▶ _WHAT IS EXPECTED_: Scan the following material for the string "this" and copy each line in which it appears.

▶ _PROVIDED MATERIAL_:
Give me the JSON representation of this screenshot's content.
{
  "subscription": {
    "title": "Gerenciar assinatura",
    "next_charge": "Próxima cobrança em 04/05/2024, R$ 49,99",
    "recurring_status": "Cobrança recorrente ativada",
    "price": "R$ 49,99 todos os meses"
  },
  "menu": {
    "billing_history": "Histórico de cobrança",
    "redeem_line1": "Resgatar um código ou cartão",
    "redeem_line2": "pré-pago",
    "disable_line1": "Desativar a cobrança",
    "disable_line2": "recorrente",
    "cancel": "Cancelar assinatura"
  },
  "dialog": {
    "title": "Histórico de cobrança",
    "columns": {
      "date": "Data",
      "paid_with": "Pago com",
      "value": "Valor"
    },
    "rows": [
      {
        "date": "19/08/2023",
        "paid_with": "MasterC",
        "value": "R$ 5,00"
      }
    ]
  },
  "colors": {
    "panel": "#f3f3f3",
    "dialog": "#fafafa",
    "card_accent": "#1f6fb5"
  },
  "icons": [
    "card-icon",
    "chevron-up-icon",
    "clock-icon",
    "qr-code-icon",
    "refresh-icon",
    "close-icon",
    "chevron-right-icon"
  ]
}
...
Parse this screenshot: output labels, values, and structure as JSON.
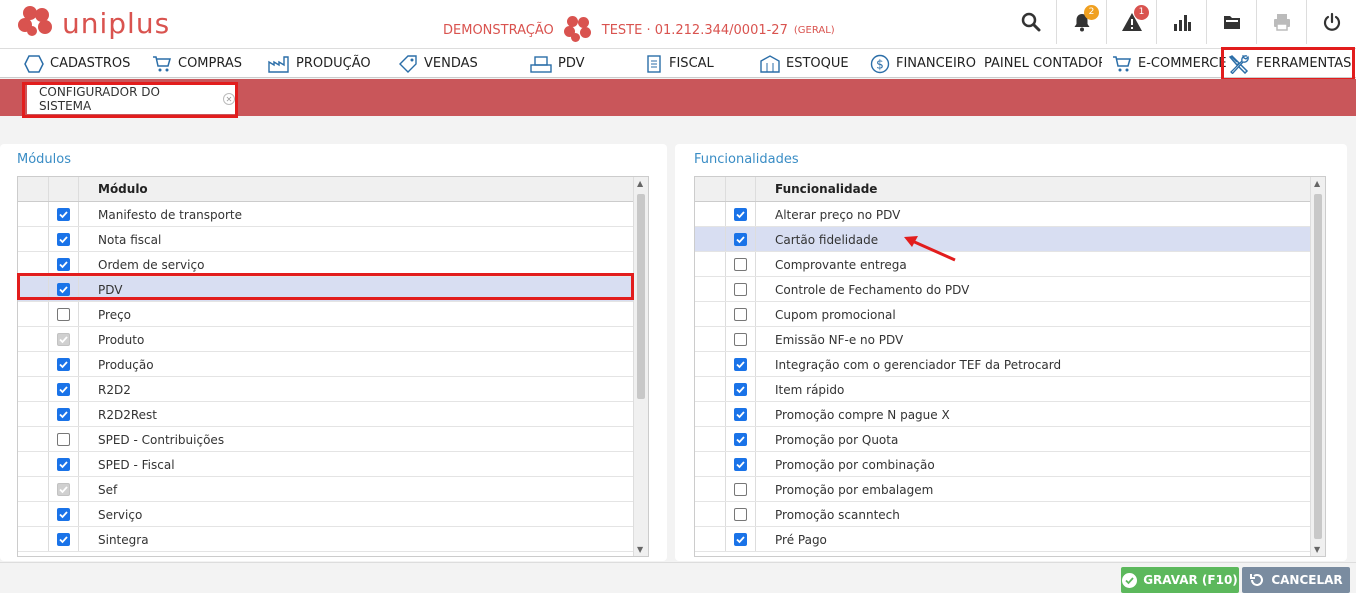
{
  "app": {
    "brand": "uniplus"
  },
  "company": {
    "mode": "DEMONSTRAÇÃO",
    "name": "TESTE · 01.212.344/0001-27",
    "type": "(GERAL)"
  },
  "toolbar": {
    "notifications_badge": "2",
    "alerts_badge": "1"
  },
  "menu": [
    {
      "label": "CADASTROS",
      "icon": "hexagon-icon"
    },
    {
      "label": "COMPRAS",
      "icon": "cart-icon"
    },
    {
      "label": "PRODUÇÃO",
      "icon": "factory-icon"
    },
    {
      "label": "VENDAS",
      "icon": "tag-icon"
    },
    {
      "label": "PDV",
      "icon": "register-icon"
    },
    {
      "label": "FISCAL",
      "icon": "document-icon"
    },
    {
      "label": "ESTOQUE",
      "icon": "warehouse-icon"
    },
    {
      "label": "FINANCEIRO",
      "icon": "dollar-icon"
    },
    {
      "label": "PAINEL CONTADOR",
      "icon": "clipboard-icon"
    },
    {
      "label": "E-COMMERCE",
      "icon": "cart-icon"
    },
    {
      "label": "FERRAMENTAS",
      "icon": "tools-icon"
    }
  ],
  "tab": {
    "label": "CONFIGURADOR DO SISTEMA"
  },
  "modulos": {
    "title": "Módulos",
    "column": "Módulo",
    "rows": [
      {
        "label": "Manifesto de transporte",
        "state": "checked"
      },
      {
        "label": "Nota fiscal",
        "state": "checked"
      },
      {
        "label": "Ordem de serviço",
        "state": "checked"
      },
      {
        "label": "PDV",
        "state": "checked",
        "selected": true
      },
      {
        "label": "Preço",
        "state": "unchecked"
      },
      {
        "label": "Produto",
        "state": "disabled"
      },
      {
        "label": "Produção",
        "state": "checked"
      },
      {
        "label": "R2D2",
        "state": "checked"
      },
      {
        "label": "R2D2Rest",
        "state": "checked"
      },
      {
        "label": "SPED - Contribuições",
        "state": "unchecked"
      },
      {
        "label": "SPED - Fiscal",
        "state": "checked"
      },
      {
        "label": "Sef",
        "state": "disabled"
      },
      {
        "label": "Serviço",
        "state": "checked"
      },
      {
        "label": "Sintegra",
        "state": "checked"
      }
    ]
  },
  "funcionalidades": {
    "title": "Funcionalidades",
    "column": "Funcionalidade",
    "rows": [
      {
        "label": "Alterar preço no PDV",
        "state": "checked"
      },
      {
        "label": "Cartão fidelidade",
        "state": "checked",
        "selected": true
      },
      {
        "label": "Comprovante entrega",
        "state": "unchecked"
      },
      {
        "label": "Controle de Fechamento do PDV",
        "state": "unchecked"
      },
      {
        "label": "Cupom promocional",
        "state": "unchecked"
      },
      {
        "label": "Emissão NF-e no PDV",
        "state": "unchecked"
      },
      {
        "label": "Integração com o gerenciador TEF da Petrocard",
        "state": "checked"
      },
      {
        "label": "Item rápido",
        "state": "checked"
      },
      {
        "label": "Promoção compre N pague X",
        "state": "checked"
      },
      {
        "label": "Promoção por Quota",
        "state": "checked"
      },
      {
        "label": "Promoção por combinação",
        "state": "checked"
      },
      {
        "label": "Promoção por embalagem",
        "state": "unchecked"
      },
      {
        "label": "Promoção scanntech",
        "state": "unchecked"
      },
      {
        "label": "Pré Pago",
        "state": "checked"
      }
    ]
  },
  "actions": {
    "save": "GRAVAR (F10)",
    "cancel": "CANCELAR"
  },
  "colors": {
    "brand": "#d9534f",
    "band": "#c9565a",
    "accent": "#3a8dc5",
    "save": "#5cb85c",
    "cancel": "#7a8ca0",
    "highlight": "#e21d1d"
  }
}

▶ _ANSWER TO THE PROBLEM_:
Give me the JSON representation of this screenshot's content.
Parse this screenshot: output labels, values, and structure as JSON.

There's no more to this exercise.